> THE TASK: Wherever "this" appears in a line, list that line.
-- START OF DATASET CONTENT --
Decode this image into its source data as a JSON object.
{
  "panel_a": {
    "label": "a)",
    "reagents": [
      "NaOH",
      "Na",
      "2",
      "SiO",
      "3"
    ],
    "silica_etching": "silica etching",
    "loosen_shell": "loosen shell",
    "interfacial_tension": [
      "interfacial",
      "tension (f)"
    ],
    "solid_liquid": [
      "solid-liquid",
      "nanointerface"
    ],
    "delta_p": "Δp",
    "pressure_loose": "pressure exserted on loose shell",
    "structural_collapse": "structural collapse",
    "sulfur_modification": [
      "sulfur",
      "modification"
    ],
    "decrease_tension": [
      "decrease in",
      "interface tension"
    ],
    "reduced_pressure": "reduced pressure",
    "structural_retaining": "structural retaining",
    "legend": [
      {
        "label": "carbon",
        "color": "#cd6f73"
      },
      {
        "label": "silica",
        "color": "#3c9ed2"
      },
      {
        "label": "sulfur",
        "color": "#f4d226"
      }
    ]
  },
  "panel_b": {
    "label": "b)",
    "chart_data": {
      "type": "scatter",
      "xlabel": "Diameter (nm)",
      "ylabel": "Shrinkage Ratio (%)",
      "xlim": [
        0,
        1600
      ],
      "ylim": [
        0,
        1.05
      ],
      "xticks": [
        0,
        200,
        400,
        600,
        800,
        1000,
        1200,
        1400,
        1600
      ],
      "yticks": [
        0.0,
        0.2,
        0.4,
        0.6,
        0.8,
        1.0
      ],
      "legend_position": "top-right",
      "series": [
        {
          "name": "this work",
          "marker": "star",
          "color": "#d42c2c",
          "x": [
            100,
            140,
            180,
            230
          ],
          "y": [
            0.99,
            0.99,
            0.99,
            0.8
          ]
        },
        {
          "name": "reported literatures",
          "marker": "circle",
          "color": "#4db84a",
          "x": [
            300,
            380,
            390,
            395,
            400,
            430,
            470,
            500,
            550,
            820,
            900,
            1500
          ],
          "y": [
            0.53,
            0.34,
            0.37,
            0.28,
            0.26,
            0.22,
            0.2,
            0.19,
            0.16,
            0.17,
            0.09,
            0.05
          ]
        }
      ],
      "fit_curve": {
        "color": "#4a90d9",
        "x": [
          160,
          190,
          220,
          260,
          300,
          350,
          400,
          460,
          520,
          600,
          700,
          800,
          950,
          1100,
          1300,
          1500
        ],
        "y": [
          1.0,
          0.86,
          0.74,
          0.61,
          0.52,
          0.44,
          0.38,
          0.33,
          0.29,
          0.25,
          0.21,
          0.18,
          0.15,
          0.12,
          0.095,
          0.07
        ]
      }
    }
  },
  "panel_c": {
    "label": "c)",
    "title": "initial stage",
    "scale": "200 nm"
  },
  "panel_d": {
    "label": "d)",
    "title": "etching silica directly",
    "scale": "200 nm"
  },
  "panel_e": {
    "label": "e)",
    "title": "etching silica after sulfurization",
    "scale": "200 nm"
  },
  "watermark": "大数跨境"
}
-- END OF DATASET CONTENT --
> RESULT:
Decode this image into its source data as a JSON object.
          "name": "this work",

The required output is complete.